==== Source data ====

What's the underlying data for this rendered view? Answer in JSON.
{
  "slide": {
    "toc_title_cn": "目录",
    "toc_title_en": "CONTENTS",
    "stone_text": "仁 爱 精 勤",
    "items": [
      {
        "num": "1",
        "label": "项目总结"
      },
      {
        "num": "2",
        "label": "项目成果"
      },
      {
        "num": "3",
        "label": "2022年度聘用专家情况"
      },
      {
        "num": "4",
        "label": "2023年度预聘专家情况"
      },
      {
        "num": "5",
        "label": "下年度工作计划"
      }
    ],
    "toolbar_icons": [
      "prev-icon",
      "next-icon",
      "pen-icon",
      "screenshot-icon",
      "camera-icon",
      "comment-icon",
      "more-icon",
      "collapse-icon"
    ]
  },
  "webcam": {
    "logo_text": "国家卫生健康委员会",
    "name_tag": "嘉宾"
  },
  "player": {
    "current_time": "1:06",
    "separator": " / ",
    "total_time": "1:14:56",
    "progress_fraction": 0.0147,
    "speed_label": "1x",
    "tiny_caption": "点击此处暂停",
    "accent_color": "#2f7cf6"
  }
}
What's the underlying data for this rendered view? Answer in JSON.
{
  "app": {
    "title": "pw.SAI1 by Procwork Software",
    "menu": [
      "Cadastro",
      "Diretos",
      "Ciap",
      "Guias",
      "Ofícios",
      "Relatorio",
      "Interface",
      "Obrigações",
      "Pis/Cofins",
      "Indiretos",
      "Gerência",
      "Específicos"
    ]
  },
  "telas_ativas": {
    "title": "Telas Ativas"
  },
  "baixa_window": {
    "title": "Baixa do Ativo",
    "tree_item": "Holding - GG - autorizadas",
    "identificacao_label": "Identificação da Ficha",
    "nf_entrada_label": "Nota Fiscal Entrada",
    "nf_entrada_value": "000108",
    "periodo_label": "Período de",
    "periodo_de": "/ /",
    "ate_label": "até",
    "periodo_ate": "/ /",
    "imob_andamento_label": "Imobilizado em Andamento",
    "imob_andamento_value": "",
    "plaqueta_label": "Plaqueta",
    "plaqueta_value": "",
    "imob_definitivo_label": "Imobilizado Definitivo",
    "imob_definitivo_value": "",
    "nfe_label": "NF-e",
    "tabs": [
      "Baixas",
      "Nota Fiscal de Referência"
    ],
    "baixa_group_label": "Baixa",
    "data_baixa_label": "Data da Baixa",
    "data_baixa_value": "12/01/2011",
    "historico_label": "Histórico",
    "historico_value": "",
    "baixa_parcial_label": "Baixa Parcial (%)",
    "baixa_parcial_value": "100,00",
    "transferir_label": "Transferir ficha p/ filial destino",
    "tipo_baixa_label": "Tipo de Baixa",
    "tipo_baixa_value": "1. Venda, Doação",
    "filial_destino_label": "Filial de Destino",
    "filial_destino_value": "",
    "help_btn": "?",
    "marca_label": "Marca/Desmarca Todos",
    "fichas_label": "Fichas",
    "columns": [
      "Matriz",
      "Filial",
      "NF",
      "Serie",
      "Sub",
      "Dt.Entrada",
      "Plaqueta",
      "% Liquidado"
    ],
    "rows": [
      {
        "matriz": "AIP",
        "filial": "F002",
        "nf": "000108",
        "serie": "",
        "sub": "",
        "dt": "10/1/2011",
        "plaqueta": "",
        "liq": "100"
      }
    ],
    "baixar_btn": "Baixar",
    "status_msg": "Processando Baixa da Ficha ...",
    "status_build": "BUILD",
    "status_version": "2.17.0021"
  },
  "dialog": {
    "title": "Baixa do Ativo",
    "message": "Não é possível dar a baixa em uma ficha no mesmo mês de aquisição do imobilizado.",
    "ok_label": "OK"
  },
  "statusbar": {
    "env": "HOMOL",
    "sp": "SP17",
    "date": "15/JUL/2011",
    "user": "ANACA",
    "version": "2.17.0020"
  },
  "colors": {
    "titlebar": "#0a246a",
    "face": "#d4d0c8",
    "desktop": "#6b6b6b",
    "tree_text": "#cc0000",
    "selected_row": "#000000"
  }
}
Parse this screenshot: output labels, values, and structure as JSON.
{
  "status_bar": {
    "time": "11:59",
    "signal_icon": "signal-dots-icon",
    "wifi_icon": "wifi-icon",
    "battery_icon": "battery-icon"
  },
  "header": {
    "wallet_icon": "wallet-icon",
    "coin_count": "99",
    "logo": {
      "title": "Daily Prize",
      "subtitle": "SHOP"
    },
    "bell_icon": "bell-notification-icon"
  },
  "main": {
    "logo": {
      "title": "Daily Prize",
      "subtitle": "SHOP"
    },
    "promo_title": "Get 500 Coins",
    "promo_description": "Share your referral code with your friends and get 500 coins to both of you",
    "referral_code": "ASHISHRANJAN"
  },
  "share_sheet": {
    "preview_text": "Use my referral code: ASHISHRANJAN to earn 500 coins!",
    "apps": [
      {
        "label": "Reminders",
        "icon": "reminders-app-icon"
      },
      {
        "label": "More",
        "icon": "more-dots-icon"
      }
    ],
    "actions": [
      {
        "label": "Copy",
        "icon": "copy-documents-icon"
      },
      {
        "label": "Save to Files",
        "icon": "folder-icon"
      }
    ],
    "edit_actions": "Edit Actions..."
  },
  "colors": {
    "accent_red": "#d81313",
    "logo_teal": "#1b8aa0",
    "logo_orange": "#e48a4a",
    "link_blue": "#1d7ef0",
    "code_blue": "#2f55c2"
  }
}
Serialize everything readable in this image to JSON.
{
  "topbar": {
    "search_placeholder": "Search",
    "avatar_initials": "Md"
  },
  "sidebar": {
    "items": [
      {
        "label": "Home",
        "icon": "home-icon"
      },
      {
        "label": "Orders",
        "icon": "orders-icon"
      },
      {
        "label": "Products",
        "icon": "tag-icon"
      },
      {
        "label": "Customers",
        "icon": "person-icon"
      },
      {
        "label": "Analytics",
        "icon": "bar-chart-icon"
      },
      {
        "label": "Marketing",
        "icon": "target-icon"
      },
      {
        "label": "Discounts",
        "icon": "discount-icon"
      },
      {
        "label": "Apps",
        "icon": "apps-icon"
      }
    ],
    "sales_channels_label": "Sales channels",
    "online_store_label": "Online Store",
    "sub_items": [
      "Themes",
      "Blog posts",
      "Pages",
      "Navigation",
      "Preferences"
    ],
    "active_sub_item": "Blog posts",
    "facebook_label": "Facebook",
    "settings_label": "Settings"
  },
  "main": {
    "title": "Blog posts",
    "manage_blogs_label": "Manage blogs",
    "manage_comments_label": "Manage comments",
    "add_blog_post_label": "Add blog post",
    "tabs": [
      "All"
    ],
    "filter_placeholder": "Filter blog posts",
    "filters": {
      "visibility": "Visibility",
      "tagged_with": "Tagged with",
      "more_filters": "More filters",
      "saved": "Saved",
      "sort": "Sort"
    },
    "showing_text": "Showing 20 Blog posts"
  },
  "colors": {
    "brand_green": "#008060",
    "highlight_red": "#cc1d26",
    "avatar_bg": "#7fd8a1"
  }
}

====

▶ _Task directions_:
Using the listing above, reproduce each line without omission.

▶ _Written solution_:
What's the underlying data for this rendered view? Answer in JSON.
{
  "slide": {
    "toc_title_cn": "目录",
    "toc_title_en": "CONTENTS",
    "stone_text": "仁 爱 精 勤",
    "items": [
      {
        "num": "1",
        "label": "项目总结"
      },
      {
        "num": "2",
        "label": "项目成果"
      },
      {
        "num": "3",
        "label": "2022年度聘用专家情况"
      },
      {
        "num": "4",
        "label": "2023年度预聘专家情况"
      },
      {
        "num": "5",
        "label": "下年度工作计划"
      }
    ],
    "toolbar_icons": [
      "prev-icon",
      "next-icon",
      "pen-icon",
      "screenshot-icon",
      "camera-icon",
      "comment-icon",
      "more-icon",
      "collapse-icon"
    ]
  },
  "webcam": {
    "logo_text": "国家卫生健康委员会",
    "name_tag": "嘉宾"
  },
  "player": {
    "current_time": "1:06",
    "separator": " / ",
    "total_time": "1:14:56",
    "progress_fraction": 0.0147,
    "speed_label": "1x",
    "tiny_caption": "点击此处暂停",
    "accent_color": "#2f7cf6"
  }
}
What's the underlying data for this rendered view? Answer in JSON.
{
  "app": {
    "title": "pw.SAI1 by Procwork Software",
    "menu": [
      "Cadastro",
      "Diretos",
      "Ciap",
      "Guias",
      "Ofícios",
      "Relatorio",
      "Interface",
      "Obrigações",
      "Pis/Cofins",
      "Indiretos",
      "Gerência",
      "Específicos"
    ]
  },
  "telas_ativas": {
    "title": "Telas Ativas"
  },
  "baixa_window": {
    "title": "Baixa do Ativo",
    "tree_item": "Holding - GG - autorizadas",
    "identificacao_label": "Identificação da Ficha",
    "nf_entrada_label": "Nota Fiscal Entrada",
    "nf_entrada_value": "000108",
    "periodo_label": "Período de",
    "periodo_de": "/ /",
    "ate_label": "até",
    "periodo_ate": "/ /",
    "imob_andamento_label": "Imobilizado em Andamento",
    "imob_andamento_value": "",
    "plaqueta_label": "Plaqueta",
    "plaqueta_value": "",
    "imob_definitivo_label": "Imobilizado Definitivo",
    "imob_definitivo_value": "",
    "nfe_label": "NF-e",
    "tabs": [
      "Baixas",
      "Nota Fiscal de Referência"
    ],
    "baixa_group_label": "Baixa",
    "data_baixa_label": "Data da Baixa",
    "data_baixa_value": "12/01/2011",
    "historico_label": "Histórico",
    "historico_value": "",
    "baixa_parcial_label": "Baixa Parcial (%)",
    "baixa_parcial_value": "100,00",
    "transferir_label": "Transferir ficha p/ filial destino",
    "tipo_baixa_label": "Tipo de Baixa",
    "tipo_baixa_value": "1. Venda, Doação",
    "filial_destino_label": "Filial de Destino",
    "filial_destino_value": "",
    "help_btn": "?",
    "marca_label": "Marca/Desmarca Todos",
    "fichas_label": "Fichas",
    "columns": [
      "Matriz",
      "Filial",
      "NF",
      "Serie",
      "Sub",
      "Dt.Entrada",
      "Plaqueta",
      "% Liquidado"
    ],
    "rows": [
      {
        "matriz": "AIP",
        "filial": "F002",
        "nf": "000108",
        "serie": "",
        "sub": "",
        "dt": "10/1/2011",
        "plaqueta": "",
        "liq": "100"
      }
    ],
    "baixar_btn": "Baixar",
    "status_msg": "Processando Baixa da Ficha ...",
    "status_build": "BUILD",
    "status_version": "2.17.0021"
  },
  "dialog": {
    "title": "Baixa do Ativo",
    "message": "Não é possível dar a baixa em uma ficha no mesmo mês de aquisição do imobilizado.",
    "ok_label": "OK"
  },
  "statusbar": {
    "env": "HOMOL",
    "sp": "SP17",
    "date": "15/JUL/2011",
    "user": "ANACA",
    "version": "2.17.0020"
  },
  "colors": {
    "titlebar": "#0a246a",
    "face": "#d4d0c8",
    "desktop": "#6b6b6b",
    "tree_text": "#cc0000",
    "selected_row": "#000000"
  }
}
Parse this screenshot: output labels, values, and structure as JSON.
{
  "status_bar": {
    "time": "11:59",
    "signal_icon": "signal-dots-icon",
    "wifi_icon": "wifi-icon",
    "battery_icon": "battery-icon"
  },
  "header": {
    "wallet_icon": "wallet-icon",
    "coin_count": "99",
    "logo": {
      "title": "Daily Prize",
      "subtitle": "SHOP"
    },
    "bell_icon": "bell-notification-icon"
  },
  "main": {
    "logo": {
      "title": "Daily Prize",
      "subtitle": "SHOP"
    },
    "promo_title": "Get 500 Coins",
    "promo_description": "Share your referral code with your friends and get 500 coins to both of you",
    "referral_code": "ASHISHRANJAN"
  },
  "share_sheet": {
    "preview_text": "Use my referral code: ASHISHRANJAN to earn 500 coins!",
    "apps": [
      {
        "label": "Reminders",
        "icon": "reminders-app-icon"
      },
      {
        "label": "More",
        "icon": "more-dots-icon"
      }
    ],
    "actions": [
      {
        "label": "Copy",
        "icon": "copy-documents-icon"
      },
      {
        "label": "Save to Files",
        "icon": "folder-icon"
      }
    ],
    "edit_actions": "Edit Actions..."
  },
  "colors": {
    "accent_red": "#d81313",
    "logo_teal": "#1b8aa0",
    "logo_orange": "#e48a4a",
    "link_blue": "#1d7ef0",
    "code_blue": "#2f55c2"
  }
}
Serialize everything readable in this image to JSON.
{
  "topbar": {
    "search_placeholder": "Search",
    "avatar_initials": "Md"
  },
  "sidebar": {
    "items": [
      {
        "label": "Home",
        "icon": "home-icon"
      },
      {
        "label": "Orders",
        "icon": "orders-icon"
      },
      {
        "label": "Products",
        "icon": "tag-icon"
      },
      {
        "label": "Customers",
        "icon": "person-icon"
      },
      {
        "label": "Analytics",
        "icon": "bar-chart-icon"
      },
      {
        "label": "Marketing",
        "icon": "target-icon"
      },
      {
        "label": "Discounts",
        "icon": "discount-icon"
      },
      {
        "label": "Apps",
        "icon": "apps-icon"
      }
    ],
    "sales_channels_label": "Sales channels",
    "online_store_label": "Online Store",
    "sub_items": [
      "Themes",
      "Blog posts",
      "Pages",
      "Navigation",
      "Preferences"
    ],
    "active_sub_item": "Blog posts",
    "facebook_label": "Facebook",
    "settings_label": "Settings"
  },
  "main": {
    "title": "Blog posts",
    "manage_blogs_label": "Manage blogs",
    "manage_comments_label": "Manage comments",
    "add_blog_post_label": "Add blog post",
    "tabs": [
      "All"
    ],
    "filter_placeholder": "Filter blog posts",
    "filters": {
      "visibility": "Visibility",
      "tagged_with": "Tagged with",
      "more_filters": "More filters",
      "saved": "Saved",
      "sort": "Sort"
    },
    "showing_text": "Showing 20 Blog posts"
  },
  "colors": {
    "brand_green": "#008060",
    "highlight_red": "#cc1d26",
    "avatar_bg": "#7fd8a1"
  }
}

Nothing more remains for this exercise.